-- start Provided entries --
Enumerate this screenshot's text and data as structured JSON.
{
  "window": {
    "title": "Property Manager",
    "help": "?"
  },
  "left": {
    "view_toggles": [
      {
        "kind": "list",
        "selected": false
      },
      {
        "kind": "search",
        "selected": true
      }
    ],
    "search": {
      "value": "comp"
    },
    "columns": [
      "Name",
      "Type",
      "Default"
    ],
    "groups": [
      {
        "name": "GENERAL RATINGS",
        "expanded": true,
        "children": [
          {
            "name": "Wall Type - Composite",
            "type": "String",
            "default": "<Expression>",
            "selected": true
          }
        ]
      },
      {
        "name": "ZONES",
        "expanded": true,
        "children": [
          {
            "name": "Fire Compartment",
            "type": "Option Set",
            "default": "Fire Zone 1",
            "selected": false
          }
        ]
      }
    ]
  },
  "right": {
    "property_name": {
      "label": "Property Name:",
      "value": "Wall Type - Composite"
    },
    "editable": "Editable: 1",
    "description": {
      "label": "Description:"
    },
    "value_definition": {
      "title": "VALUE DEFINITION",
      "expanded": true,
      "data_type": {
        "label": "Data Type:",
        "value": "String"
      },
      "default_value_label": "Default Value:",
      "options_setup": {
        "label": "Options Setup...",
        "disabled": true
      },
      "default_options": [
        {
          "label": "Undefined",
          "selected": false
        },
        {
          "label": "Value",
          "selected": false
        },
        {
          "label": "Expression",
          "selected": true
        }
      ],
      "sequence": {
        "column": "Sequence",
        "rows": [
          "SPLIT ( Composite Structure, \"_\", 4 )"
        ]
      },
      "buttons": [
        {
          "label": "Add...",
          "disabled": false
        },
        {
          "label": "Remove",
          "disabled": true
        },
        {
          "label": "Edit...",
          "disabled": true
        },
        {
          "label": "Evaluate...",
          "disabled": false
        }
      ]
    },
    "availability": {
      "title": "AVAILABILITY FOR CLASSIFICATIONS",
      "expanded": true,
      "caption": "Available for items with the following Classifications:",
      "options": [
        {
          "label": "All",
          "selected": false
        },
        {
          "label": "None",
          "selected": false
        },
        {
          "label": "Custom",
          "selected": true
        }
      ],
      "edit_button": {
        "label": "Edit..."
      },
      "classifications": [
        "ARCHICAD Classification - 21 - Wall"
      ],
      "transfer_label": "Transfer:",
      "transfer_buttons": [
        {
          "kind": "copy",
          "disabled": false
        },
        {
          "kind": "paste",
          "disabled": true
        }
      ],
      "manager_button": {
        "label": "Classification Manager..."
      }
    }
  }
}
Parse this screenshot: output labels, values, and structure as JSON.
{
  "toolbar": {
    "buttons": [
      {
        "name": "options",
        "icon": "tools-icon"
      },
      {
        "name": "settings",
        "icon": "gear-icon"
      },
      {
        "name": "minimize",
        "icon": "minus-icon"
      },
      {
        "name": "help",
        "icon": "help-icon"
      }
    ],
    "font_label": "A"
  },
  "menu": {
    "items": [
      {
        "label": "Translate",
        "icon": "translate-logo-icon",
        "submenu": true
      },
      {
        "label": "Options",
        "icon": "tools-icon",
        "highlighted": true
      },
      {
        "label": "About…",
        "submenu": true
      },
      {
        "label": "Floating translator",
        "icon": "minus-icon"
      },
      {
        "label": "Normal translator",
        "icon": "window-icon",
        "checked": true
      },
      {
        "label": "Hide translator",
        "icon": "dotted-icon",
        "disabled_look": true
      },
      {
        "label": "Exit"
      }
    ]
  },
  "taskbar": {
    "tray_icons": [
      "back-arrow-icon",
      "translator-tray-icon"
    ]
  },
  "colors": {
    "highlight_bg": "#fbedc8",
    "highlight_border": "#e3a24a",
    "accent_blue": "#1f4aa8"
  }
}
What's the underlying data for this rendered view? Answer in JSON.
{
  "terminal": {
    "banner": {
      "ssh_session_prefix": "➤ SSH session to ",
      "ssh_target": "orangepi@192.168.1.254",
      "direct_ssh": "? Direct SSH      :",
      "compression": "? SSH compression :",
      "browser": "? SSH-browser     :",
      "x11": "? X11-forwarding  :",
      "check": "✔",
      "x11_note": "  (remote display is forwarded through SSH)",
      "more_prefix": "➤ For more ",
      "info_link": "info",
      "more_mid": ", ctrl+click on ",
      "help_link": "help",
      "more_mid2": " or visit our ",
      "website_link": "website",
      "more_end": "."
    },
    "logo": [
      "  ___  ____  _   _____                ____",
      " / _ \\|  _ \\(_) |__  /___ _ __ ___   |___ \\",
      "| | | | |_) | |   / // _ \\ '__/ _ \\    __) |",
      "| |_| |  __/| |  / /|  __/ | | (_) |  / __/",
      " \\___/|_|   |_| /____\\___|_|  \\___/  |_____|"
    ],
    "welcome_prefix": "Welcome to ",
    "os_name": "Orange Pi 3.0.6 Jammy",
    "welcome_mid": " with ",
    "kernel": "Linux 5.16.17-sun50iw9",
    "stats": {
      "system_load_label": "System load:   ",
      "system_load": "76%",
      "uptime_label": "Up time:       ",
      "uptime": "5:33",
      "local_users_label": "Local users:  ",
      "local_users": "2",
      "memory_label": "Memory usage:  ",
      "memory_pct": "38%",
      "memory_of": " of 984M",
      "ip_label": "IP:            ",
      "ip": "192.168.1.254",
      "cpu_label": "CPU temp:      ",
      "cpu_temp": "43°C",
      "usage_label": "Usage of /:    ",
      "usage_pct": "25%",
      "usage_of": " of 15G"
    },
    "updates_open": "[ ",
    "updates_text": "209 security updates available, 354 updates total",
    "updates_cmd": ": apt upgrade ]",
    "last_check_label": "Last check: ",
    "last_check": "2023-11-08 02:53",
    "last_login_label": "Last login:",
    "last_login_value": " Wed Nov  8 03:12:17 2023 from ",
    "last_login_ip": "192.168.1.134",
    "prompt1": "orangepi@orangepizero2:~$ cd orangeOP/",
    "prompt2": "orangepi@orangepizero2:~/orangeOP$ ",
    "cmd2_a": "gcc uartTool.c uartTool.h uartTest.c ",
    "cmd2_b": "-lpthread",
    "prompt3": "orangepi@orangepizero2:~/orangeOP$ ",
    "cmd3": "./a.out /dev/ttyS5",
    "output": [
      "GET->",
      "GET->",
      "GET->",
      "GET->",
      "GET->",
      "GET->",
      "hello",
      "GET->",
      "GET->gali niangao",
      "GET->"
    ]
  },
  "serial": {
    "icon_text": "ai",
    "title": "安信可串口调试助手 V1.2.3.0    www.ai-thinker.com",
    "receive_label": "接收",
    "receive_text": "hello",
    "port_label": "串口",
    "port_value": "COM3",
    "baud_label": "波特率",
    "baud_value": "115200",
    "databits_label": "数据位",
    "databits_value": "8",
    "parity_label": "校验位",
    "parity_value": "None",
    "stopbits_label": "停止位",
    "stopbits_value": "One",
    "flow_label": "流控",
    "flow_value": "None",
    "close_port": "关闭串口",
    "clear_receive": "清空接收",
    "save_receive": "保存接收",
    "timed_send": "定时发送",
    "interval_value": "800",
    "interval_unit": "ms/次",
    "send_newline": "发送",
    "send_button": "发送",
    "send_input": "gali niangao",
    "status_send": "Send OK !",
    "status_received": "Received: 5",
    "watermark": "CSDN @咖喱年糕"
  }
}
-- end Provided entries --
Task goal> Copy out the material above in its entirety. Every detail must match.

The response>
Enumerate this screenshot's text and data as structured JSON.
{
  "window": {
    "title": "Property Manager",
    "help": "?"
  },
  "left": {
    "view_toggles": [
      {
        "kind": "list",
        "selected": false
      },
      {
        "kind": "search",
        "selected": true
      }
    ],
    "search": {
      "value": "comp"
    },
    "columns": [
      "Name",
      "Type",
      "Default"
    ],
    "groups": [
      {
        "name": "GENERAL RATINGS",
        "expanded": true,
        "children": [
          {
            "name": "Wall Type - Composite",
            "type": "String",
            "default": "<Expression>",
            "selected": true
          }
        ]
      },
      {
        "name": "ZONES",
        "expanded": true,
        "children": [
          {
            "name": "Fire Compartment",
            "type": "Option Set",
            "default": "Fire Zone 1",
            "selected": false
          }
        ]
      }
    ]
  },
  "right": {
    "property_name": {
      "label": "Property Name:",
      "value": "Wall Type - Composite"
    },
    "editable": "Editable: 1",
    "description": {
      "label": "Description:"
    },
    "value_definition": {
      "title": "VALUE DEFINITION",
      "expanded": true,
      "data_type": {
        "label": "Data Type:",
        "value": "String"
      },
      "default_value_label": "Default Value:",
      "options_setup": {
        "label": "Options Setup...",
        "disabled": true
      },
      "default_options": [
        {
          "label": "Undefined",
          "selected": false
        },
        {
          "label": "Value",
          "selected": false
        },
        {
          "label": "Expression",
          "selected": true
        }
      ],
      "sequence": {
        "column": "Sequence",
        "rows": [
          "SPLIT ( Composite Structure, \"_\", 4 )"
        ]
      },
      "buttons": [
        {
          "label": "Add...",
          "disabled": false
        },
        {
          "label": "Remove",
          "disabled": true
        },
        {
          "label": "Edit...",
          "disabled": true
        },
        {
          "label": "Evaluate...",
          "disabled": false
        }
      ]
    },
    "availability": {
      "title": "AVAILABILITY FOR CLASSIFICATIONS",
      "expanded": true,
      "caption": "Available for items with the following Classifications:",
      "options": [
        {
          "label": "All",
          "selected": false
        },
        {
          "label": "None",
          "selected": false
        },
        {
          "label": "Custom",
          "selected": true
        }
      ],
      "edit_button": {
        "label": "Edit..."
      },
      "classifications": [
        "ARCHICAD Classification - 21 - Wall"
      ],
      "transfer_label": "Transfer:",
      "transfer_buttons": [
        {
          "kind": "copy",
          "disabled": false
        },
        {
          "kind": "paste",
          "disabled": true
        }
      ],
      "manager_button": {
        "label": "Classification Manager..."
      }
    }
  }
}
Parse this screenshot: output labels, values, and structure as JSON.
{
  "toolbar": {
    "buttons": [
      {
        "name": "options",
        "icon": "tools-icon"
      },
      {
        "name": "settings",
        "icon": "gear-icon"
      },
      {
        "name": "minimize",
        "icon": "minus-icon"
      },
      {
        "name": "help",
        "icon": "help-icon"
      }
    ],
    "font_label": "A"
  },
  "menu": {
    "items": [
      {
        "label": "Translate",
        "icon": "translate-logo-icon",
        "submenu": true
      },
      {
        "label": "Options",
        "icon": "tools-icon",
        "highlighted": true
      },
      {
        "label": "About…",
        "submenu": true
      },
      {
        "label": "Floating translator",
        "icon": "minus-icon"
      },
      {
        "label": "Normal translator",
        "icon": "window-icon",
        "checked": true
      },
      {
        "label": "Hide translator",
        "icon": "dotted-icon",
        "disabled_look": true
      },
      {
        "label": "Exit"
      }
    ]
  },
  "taskbar": {
    "tray_icons": [
      "back-arrow-icon",
      "translator-tray-icon"
    ]
  },
  "colors": {
    "highlight_bg": "#fbedc8",
    "highlight_border": "#e3a24a",
    "accent_blue": "#1f4aa8"
  }
}
What's the underlying data for this rendered view? Answer in JSON.
{
  "terminal": {
    "banner": {
      "ssh_session_prefix": "➤ SSH session to ",
      "ssh_target": "orangepi@192.168.1.254",
      "direct_ssh": "? Direct SSH      :",
      "compression": "? SSH compression :",
      "browser": "? SSH-browser     :",
      "x11": "? X11-forwarding  :",
      "check": "✔",
      "x11_note": "  (remote display is forwarded through SSH)",
      "more_prefix": "➤ For more ",
      "info_link": "info",
      "more_mid": ", ctrl+click on ",
      "help_link": "help",
      "more_mid2": " or visit our ",
      "website_link": "website",
      "more_end": "."
    },
    "logo": [
      "  ___  ____  _   _____                ____",
      " / _ \\|  _ \\(_) |__  /___ _ __ ___   |___ \\",
      "| | | | |_) | |   / // _ \\ '__/ _ \\    __) |",
      "| |_| |  __/| |  / /|  __/ | | (_) |  / __/",
      " \\___/|_|   |_| /____\\___|_|  \\___/  |_____|"
    ],
    "welcome_prefix": "Welcome to ",
    "os_name": "Orange Pi 3.0.6 Jammy",
    "welcome_mid": " with ",
    "kernel": "Linux 5.16.17-sun50iw9",
    "stats": {
      "system_load_label": "System load:   ",
      "system_load": "76%",
      "uptime_label": "Up time:       ",
      "uptime": "5:33",
      "local_users_label": "Local users:  ",
      "local_users": "2",
      "memory_label": "Memory usage:  ",
      "memory_pct": "38%",
      "memory_of": " of 984M",
      "ip_label": "IP:            ",
      "ip": "192.168.1.254",
      "cpu_label": "CPU temp:      ",
      "cpu_temp": "43°C",
      "usage_label": "Usage of /:    ",
      "usage_pct": "25%",
      "usage_of": " of 15G"
    },
    "updates_open": "[ ",
    "updates_text": "209 security updates available, 354 updates total",
    "updates_cmd": ": apt upgrade ]",
    "last_check_label": "Last check: ",
    "last_check": "2023-11-08 02:53",
    "last_login_label": "Last login:",
    "last_login_value": " Wed Nov  8 03:12:17 2023 from ",
    "last_login_ip": "192.168.1.134",
    "prompt1": "orangepi@orangepizero2:~$ cd orangeOP/",
    "prompt2": "orangepi@orangepizero2:~/orangeOP$ ",
    "cmd2_a": "gcc uartTool.c uartTool.h uartTest.c ",
    "cmd2_b": "-lpthread",
    "prompt3": "orangepi@orangepizero2:~/orangeOP$ ",
    "cmd3": "./a.out /dev/ttyS5",
    "output": [
      "GET->",
      "GET->",
      "GET->",
      "GET->",
      "GET->",
      "GET->",
      "hello",
      "GET->",
      "GET->gali niangao",
      "GET->"
    ]
  },
  "serial": {
    "icon_text": "ai",
    "title": "安信可串口调试助手 V1.2.3.0    www.ai-thinker.com",
    "receive_label": "接收",
    "receive_text": "hello",
    "port_label": "串口",
    "port_value": "COM3",
    "baud_label": "波特率",
    "baud_value": "115200",
    "databits_label": "数据位",
    "databits_value": "8",
    "parity_label": "校验位",
    "parity_value": "None",
    "stopbits_label": "停止位",
    "stopbits_value": "One",
    "flow_label": "流控",
    "flow_value": "None",
    "close_port": "关闭串口",
    "clear_receive": "清空接收",
    "save_receive": "保存接收",
    "timed_send": "定时发送",
    "interval_value": "800",
    "interval_unit": "ms/次",
    "send_newline": "发送",
    "send_button": "发送",
    "send_input": "gali niangao",
    "status_send": "Send OK !",
    "status_received": "Received: 5",
    "watermark": "CSDN @咖喱年糕"
  }
}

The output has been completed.